Work request
In the excerpt about schooling during COVID below, list each thing the first week might be spent walking parents through.

Excerpted passage

During COVID-19 and in the years of recovery to come, this blatant disparity will only serve to widen the gap of achievement and all of the economic opportunity that it ultimately affords. So I'd hazard to say, if you are privileged by your race and/or your tax bracket and/or your zip code and your child goes to a school with a school librarian, you have work to do outside of putting a sign on your front lawn.  Equity in education is part of showing, not telling, Black Lives Matter, and school libraries are equity in education in action. So let's make sure we advocate loudly for the advantage that school libraries deliver and that some children receive while others do not.  If children's books are our best hope for equalizing education for all children we need school libraries to deliver them. 

3.  Train parents first.

Just as experienced teachers know the first week is when you can really set the tone for the classroom, in the context of COVID, rather than diving into assignments and protocols with the children, the first week might be better spent dedicated to helping parents to support learning in the home, patiently walking through how to log in, how to find assignments, how to know when they are due, how to communicate with the teachers, how to create a positive physical space in the home conducive to learning, how to juggle the needs of many children in one household with limited computer access.  Answering these kind of logistical questions, and making answers available in the home language, will contribute to equity and confidence.

Think back to March.  
Oh, the panic.  How much of this do we have to do? Where do they turn it in?  Why is it taking so long to do?  If the work is finished early, what are they supposed to do? What if I don't have a job, or childcare, or someone is sick? Is the teacher looking at my messy apartment?  What if other children need the computer?  What if I need the computer?  What if the computer breaks or I can't get a connection?  What if I have to be at work and my child runs into a problem on the computer?  What if I can't get my child to sit in front of the computer?  What if I don't have a computer?  How will that affect the grade?  Will my child be held back?  But by far, the most common question I heard from shocked, overwhelmed parents when the schools closed: "does this count?" If it doesn't count for the grade, why should my child do it?  The grade, the grade, the grade, icing the towering, dreadful COVID cake is the grade, in the face of, well, death and illness and job loss, here we are, still worried about the grade.

Record excerpts
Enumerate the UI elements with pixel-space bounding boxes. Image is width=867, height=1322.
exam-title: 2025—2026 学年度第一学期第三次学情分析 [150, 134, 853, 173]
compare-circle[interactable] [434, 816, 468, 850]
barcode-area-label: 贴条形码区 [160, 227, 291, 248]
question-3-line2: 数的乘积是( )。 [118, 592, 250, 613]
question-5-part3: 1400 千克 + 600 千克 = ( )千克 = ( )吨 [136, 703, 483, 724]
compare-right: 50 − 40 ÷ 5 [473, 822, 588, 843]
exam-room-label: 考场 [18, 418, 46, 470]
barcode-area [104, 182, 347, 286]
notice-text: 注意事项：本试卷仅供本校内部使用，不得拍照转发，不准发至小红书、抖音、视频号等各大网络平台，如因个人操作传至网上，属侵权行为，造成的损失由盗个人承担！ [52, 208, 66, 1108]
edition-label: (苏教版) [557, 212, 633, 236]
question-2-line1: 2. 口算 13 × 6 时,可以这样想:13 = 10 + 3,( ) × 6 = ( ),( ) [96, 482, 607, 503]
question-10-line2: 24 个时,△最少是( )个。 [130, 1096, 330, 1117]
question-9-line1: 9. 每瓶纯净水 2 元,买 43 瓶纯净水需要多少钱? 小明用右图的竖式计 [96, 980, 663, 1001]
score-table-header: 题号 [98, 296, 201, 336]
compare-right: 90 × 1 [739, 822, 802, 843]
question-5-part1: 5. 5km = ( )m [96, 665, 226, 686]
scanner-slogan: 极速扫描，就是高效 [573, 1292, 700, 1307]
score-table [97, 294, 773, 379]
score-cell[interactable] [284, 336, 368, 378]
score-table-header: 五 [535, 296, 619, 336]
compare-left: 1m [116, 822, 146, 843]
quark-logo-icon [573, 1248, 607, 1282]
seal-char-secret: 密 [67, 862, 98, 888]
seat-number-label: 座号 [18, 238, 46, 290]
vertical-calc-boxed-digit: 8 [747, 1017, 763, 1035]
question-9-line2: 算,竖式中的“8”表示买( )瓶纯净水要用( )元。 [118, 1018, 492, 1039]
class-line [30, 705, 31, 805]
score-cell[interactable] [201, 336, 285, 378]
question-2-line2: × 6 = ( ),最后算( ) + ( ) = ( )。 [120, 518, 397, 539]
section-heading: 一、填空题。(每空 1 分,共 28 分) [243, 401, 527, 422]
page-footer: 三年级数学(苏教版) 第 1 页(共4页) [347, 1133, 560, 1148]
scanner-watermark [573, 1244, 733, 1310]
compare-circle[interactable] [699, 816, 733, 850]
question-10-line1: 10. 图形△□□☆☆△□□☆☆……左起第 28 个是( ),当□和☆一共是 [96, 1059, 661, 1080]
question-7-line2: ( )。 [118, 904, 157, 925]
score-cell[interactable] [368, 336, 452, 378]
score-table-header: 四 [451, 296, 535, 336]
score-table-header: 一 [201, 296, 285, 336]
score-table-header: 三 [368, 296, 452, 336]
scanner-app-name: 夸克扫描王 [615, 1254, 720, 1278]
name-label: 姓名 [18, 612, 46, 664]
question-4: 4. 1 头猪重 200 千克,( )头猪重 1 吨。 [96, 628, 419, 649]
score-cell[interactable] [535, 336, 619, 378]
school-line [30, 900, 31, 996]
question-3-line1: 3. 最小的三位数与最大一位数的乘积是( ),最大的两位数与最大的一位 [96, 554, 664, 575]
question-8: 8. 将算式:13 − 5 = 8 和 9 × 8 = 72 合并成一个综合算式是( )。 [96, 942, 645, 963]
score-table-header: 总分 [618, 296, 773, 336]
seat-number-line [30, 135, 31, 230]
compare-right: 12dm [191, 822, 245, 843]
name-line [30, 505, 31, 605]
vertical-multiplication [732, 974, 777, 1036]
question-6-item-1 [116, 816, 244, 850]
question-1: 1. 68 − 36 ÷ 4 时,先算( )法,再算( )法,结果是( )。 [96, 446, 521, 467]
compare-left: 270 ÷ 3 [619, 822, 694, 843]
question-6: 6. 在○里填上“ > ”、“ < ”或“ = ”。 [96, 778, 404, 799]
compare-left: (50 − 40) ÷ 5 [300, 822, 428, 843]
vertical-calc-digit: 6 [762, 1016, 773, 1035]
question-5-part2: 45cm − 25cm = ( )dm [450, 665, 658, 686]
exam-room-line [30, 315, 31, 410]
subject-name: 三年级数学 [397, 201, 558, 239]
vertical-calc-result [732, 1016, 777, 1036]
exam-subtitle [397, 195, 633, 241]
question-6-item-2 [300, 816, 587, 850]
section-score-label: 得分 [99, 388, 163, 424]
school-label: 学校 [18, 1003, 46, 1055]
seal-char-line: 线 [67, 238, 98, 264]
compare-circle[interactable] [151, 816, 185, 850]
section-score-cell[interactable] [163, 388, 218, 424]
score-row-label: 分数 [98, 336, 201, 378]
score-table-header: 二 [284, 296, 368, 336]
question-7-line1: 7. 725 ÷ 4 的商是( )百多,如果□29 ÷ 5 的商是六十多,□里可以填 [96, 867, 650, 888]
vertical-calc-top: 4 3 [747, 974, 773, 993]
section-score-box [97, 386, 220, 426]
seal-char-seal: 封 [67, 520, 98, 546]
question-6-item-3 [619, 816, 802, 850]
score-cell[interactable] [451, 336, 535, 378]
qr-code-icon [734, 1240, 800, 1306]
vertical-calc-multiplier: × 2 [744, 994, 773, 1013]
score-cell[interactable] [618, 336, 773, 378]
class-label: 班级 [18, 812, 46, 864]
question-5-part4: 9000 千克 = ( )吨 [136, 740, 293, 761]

Solution for this problem
- how to log in
- how to find assignments
- how to know when they are due
- how to communicate with the teachers
- how to create a positive physical space in the home conducive to learning
- how to juggle the needs of many children in one household with limited computer access